* _Records to use_:
##########
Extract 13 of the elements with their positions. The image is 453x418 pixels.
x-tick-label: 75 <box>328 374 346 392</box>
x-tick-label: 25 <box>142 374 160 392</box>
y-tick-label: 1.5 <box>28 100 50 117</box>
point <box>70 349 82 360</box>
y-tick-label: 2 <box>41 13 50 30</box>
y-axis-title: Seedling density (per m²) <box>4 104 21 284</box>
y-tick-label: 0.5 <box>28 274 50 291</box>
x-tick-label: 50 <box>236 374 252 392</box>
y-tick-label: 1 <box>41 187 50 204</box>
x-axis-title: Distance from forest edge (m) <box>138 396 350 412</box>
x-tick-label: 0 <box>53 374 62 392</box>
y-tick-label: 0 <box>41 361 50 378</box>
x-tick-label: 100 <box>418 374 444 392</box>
##########
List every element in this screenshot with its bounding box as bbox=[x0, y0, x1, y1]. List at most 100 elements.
##########
* _Requirements_: Write out, character for character, the lines of the items from the one containing "Extract 13 of" through the one containing "x-tick-label: 100 <box>418 374 444 392</box>", both included.

* _Problem solution_:
Extract 13 of the elements with their positions. The image is 453x418 pixels.
x-tick-label: 75 <box>328 374 346 392</box>
x-tick-label: 25 <box>142 374 160 392</box>
y-tick-label: 1.5 <box>28 100 50 117</box>
point <box>70 349 82 360</box>
y-tick-label: 2 <box>41 13 50 30</box>
y-axis-title: Seedling density (per m²) <box>4 104 21 284</box>
y-tick-label: 0.5 <box>28 274 50 291</box>
x-tick-label: 50 <box>236 374 252 392</box>
y-tick-label: 1 <box>41 187 50 204</box>
x-axis-title: Distance from forest edge (m) <box>138 396 350 412</box>
x-tick-label: 0 <box>53 374 62 392</box>
y-tick-label: 0 <box>41 361 50 378</box>
x-tick-label: 100 <box>418 374 444 392</box>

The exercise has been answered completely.